** BEGIN Information shown **
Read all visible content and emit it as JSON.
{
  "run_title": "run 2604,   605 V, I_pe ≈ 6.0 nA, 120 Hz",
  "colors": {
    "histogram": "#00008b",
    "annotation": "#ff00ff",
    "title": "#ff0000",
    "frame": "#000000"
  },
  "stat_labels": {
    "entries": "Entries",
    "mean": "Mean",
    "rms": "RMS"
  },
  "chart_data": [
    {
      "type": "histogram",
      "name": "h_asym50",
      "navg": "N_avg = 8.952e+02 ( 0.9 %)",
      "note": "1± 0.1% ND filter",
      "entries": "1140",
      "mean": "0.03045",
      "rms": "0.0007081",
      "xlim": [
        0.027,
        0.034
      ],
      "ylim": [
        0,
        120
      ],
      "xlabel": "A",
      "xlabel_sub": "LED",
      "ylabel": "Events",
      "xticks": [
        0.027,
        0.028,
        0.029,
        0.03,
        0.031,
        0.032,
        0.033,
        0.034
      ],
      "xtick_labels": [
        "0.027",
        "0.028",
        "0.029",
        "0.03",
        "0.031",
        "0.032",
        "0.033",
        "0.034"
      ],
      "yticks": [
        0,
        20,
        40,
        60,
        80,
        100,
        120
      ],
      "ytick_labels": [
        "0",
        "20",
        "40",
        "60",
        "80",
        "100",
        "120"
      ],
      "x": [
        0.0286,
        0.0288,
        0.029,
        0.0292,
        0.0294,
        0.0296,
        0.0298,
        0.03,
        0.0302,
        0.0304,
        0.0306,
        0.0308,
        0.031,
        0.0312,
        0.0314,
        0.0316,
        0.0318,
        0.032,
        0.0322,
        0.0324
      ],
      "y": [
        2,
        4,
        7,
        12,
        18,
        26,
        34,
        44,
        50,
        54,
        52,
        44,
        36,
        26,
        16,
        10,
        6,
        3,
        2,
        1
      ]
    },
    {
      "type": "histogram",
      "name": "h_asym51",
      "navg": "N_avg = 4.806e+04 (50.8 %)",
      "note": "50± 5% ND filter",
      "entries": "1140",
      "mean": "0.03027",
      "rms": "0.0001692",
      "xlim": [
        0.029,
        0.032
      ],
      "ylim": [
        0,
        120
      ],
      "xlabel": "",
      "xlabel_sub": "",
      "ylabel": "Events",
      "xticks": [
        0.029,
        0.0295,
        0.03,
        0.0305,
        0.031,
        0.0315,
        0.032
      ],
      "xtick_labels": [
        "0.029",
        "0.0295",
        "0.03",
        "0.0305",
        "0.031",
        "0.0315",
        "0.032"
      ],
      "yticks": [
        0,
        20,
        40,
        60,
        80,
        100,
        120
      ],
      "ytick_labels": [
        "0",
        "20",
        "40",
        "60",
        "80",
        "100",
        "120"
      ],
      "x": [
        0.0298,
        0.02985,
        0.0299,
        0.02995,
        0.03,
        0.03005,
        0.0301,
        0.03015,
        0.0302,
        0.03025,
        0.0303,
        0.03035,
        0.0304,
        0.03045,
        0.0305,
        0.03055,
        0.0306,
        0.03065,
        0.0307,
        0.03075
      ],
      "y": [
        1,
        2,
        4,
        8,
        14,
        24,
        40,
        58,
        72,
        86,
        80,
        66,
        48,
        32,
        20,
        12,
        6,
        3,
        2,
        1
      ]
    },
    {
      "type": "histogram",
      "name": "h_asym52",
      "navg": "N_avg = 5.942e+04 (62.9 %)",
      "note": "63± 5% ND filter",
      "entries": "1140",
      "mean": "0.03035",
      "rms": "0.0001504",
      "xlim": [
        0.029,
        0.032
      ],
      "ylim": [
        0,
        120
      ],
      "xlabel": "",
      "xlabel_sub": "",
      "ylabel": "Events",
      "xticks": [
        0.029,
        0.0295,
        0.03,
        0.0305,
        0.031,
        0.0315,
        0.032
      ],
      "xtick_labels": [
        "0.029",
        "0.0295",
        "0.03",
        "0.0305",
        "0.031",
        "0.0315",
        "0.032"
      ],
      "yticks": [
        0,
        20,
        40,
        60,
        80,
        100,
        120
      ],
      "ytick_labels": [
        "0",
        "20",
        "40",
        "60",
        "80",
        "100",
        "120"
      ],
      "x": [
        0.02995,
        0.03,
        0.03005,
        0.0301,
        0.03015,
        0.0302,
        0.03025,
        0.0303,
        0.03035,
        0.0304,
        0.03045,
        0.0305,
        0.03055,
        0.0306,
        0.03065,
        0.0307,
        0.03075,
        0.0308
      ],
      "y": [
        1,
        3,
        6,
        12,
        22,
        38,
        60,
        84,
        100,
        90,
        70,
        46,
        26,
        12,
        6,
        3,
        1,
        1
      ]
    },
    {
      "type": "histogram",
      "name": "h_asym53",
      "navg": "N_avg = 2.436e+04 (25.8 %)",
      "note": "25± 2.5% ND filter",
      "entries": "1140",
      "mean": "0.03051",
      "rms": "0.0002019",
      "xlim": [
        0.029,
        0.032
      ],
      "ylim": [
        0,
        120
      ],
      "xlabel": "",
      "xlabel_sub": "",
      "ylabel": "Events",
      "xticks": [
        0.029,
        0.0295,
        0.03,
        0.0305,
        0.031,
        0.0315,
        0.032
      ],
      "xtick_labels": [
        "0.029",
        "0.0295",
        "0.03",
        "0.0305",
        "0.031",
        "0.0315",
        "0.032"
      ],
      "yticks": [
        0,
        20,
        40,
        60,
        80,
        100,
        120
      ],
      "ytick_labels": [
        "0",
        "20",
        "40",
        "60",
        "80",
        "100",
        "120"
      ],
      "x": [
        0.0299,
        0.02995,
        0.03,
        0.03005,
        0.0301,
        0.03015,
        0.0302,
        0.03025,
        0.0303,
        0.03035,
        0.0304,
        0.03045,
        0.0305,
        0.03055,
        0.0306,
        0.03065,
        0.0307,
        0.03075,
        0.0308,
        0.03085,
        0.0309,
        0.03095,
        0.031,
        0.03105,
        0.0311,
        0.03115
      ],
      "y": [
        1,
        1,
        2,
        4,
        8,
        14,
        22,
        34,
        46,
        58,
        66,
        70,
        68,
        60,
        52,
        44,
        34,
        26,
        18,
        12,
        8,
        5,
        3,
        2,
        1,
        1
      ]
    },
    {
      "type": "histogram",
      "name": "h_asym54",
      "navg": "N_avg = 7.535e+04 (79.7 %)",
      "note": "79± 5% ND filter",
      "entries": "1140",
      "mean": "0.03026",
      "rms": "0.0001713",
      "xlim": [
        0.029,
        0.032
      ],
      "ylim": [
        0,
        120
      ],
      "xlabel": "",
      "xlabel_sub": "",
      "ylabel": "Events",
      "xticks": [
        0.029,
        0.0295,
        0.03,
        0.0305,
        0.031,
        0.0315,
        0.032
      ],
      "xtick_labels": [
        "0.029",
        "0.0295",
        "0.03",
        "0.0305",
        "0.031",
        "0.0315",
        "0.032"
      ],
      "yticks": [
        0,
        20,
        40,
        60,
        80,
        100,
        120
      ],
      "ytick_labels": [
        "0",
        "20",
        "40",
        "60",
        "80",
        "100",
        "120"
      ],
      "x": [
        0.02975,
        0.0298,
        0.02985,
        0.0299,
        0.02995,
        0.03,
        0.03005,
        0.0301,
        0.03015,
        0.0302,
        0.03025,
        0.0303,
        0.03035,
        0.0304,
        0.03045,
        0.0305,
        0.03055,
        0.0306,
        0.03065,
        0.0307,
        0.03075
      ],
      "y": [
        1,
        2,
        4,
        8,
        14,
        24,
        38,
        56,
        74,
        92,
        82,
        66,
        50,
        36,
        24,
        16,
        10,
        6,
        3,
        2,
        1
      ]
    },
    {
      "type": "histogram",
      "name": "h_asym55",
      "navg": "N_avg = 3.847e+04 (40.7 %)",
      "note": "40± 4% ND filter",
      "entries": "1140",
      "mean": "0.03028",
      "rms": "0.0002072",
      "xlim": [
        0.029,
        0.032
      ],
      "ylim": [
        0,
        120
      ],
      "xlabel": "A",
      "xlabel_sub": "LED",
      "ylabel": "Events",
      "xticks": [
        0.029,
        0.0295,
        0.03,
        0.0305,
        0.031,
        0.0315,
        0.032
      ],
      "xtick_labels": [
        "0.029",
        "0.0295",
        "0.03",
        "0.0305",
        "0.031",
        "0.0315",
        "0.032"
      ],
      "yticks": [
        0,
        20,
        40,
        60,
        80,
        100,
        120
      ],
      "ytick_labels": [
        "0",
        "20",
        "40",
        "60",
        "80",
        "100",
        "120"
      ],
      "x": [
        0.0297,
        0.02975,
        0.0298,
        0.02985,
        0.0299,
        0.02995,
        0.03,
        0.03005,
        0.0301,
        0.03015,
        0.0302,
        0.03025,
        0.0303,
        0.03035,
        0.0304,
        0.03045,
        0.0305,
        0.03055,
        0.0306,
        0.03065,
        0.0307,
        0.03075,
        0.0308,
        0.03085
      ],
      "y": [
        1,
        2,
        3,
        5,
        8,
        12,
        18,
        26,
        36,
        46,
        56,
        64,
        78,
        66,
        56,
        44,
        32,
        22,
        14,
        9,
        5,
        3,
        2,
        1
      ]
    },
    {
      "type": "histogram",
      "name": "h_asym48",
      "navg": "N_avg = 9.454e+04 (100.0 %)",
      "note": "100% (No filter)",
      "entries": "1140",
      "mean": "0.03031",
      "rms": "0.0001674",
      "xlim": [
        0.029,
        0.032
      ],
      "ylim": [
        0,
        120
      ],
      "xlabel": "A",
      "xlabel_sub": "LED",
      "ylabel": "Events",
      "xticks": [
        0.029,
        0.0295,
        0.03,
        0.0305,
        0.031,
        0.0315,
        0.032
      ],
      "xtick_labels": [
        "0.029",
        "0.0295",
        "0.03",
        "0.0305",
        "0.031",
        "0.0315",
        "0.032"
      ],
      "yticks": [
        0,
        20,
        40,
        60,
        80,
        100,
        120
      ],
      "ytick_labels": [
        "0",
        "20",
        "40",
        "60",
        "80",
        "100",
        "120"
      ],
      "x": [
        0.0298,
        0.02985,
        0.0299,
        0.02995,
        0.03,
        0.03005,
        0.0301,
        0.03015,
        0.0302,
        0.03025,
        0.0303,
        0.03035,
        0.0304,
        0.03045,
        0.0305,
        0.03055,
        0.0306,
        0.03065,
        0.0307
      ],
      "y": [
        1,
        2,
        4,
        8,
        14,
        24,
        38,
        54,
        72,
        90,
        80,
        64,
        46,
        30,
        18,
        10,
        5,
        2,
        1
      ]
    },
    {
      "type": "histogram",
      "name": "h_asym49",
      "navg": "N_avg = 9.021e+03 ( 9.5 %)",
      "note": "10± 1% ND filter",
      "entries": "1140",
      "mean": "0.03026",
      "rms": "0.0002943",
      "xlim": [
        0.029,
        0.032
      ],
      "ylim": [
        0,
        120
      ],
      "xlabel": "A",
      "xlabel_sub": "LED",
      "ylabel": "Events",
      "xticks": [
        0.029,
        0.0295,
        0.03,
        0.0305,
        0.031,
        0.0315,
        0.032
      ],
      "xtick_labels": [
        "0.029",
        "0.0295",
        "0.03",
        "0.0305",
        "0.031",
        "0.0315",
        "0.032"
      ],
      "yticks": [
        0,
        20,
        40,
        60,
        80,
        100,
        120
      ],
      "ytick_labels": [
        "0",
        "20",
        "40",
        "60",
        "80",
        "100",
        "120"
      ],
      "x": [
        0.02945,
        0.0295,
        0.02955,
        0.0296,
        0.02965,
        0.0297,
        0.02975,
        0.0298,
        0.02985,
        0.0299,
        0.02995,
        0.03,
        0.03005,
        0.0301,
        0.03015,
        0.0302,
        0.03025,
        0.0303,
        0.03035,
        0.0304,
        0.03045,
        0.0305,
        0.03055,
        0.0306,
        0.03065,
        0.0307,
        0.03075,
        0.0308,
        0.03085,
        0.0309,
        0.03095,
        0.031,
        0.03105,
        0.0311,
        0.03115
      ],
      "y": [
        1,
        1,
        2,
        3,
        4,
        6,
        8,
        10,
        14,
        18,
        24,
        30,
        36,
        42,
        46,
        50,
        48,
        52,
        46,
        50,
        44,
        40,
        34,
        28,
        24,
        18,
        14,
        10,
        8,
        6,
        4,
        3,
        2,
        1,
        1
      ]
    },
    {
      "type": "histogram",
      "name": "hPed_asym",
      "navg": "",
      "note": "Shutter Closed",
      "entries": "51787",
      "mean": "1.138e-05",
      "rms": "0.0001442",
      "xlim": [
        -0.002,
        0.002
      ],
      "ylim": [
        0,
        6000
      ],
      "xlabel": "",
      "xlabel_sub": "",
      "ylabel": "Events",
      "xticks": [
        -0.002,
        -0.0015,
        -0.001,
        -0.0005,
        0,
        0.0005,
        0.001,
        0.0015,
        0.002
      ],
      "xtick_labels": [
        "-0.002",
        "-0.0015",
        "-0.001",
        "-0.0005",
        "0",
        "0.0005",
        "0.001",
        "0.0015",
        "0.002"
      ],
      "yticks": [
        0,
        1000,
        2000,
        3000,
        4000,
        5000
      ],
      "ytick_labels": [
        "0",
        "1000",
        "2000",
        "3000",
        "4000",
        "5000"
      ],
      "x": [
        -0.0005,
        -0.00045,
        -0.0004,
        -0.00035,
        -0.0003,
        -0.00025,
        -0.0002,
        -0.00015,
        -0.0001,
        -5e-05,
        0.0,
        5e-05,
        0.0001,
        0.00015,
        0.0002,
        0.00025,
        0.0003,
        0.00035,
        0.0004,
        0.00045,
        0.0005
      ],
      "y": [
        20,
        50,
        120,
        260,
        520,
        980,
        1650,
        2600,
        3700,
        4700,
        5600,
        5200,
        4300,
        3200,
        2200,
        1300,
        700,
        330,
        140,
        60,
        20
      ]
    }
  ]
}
** END Information shown **
### Aim of the exercise
Extract from the data every line where "note" shows up.

### Task answer
      "note": "1± 0.1% ND filter",
      "note": "50± 5% ND filter",
      "note": "63± 5% ND filter",
      "note": "25± 2.5% ND filter",
      "note": "79± 5% ND filter",
      "note": "40± 4% ND filter",
      "note": "100% (No filter)",
      "note": "10± 1% ND filter",
      "note": "Shutter Closed",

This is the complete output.